§ **Aim of the task**
Exactly repeat the material, dropping only the pictures.

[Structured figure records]
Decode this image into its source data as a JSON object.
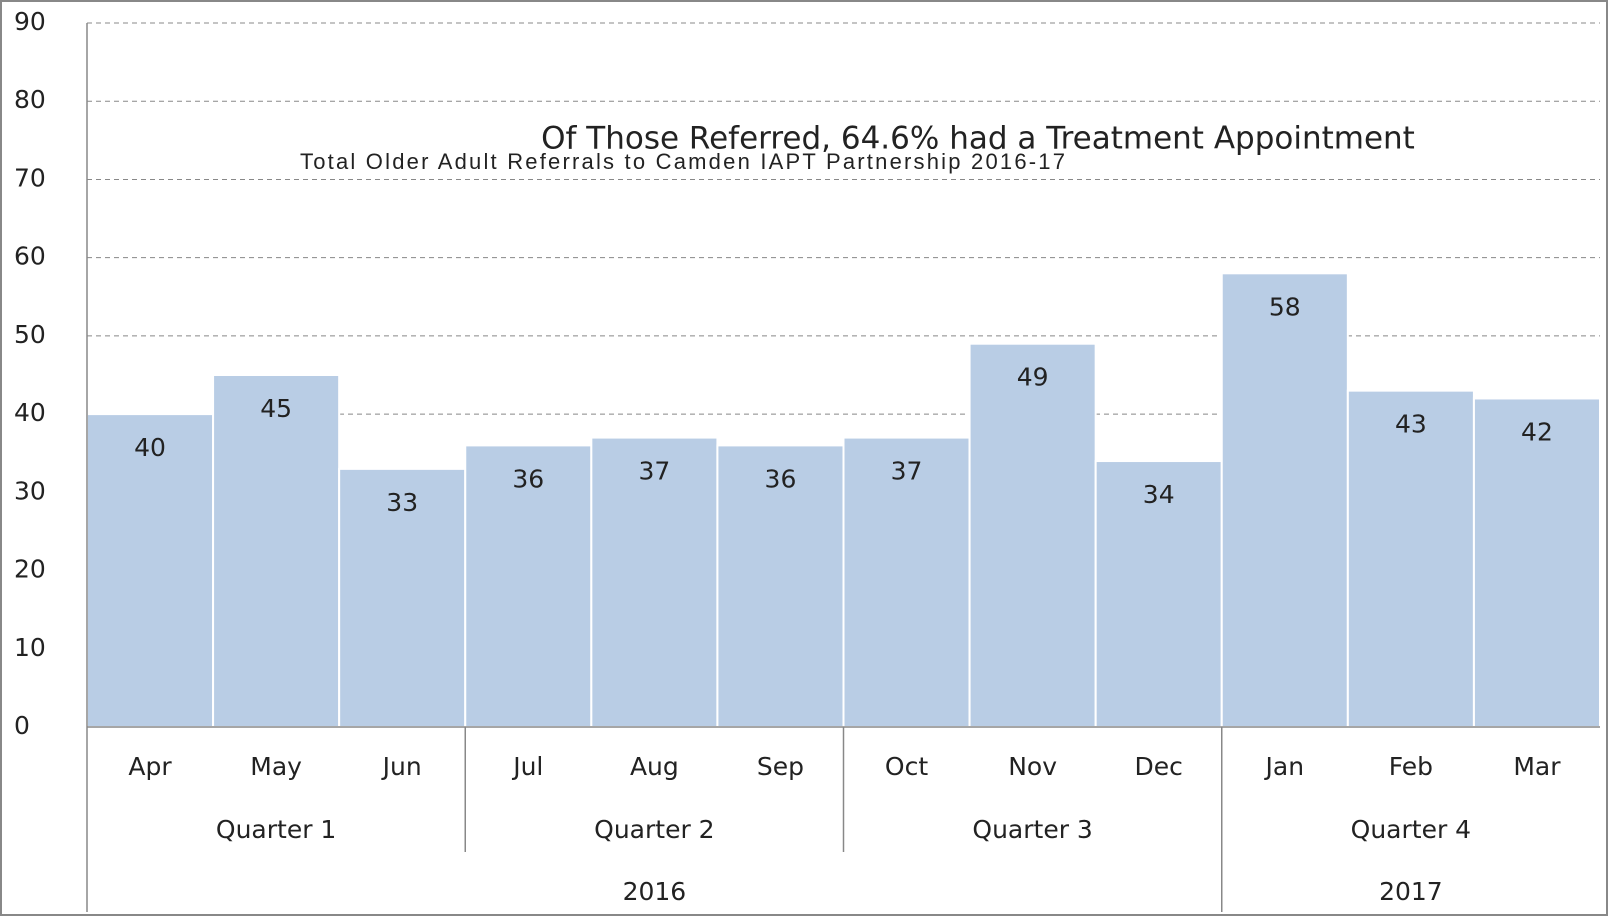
{
  "chart_data": {
    "type": "bar",
    "title": "Of Those Referred,  64.6% had a Treatment Appointment",
    "subtitle": "Total Older Adult Referrals to Camden IAPT Partnership 2016-17",
    "categories": [
      "Apr",
      "May",
      "Jun",
      "Jul",
      "Aug",
      "Sep",
      "Oct",
      "Nov",
      "Dec",
      "Jan",
      "Feb",
      "Mar"
    ],
    "groups": [
      {
        "label": "Quarter 1",
        "span": 3
      },
      {
        "label": "Quarter 2",
        "span": 3
      },
      {
        "label": "Quarter 3",
        "span": 3
      },
      {
        "label": "Quarter 4",
        "span": 3
      }
    ],
    "supergroups": [
      {
        "label": "2016",
        "span": 9
      },
      {
        "label": "2017",
        "span": 3
      }
    ],
    "values": [
      40,
      45,
      33,
      36,
      37,
      36,
      37,
      49,
      34,
      58,
      43,
      42
    ],
    "color": "#b9cde5",
    "ylim": [
      0,
      90
    ],
    "yticks": [
      0,
      10,
      20,
      30,
      40,
      50,
      60,
      70,
      80,
      90
    ],
    "grid": true
  }
}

§ **Solution below**
Decode this image into its source data as a JSON object.
{
  "chart_data": {
    "type": "bar",
    "title": "Of Those Referred,  64.6% had a Treatment Appointment",
    "subtitle": "Total Older Adult Referrals to Camden IAPT Partnership 2016-17",
    "categories": [
      "Apr",
      "May",
      "Jun",
      "Jul",
      "Aug",
      "Sep",
      "Oct",
      "Nov",
      "Dec",
      "Jan",
      "Feb",
      "Mar"
    ],
    "groups": [
      {
        "label": "Quarter 1",
        "span": 3
      },
      {
        "label": "Quarter 2",
        "span": 3
      },
      {
        "label": "Quarter 3",
        "span": 3
      },
      {
        "label": "Quarter 4",
        "span": 3
      }
    ],
    "supergroups": [
      {
        "label": "2016",
        "span": 9
      },
      {
        "label": "2017",
        "span": 3
      }
    ],
    "values": [
      40,
      45,
      33,
      36,
      37,
      36,
      37,
      49,
      34,
      58,
      43,
      42
    ],
    "color": "#b9cde5",
    "ylim": [
      0,
      90
    ],
    "yticks": [
      0,
      10,
      20,
      30,
      40,
      50,
      60,
      70,
      80,
      90
    ],
    "grid": true
  }
}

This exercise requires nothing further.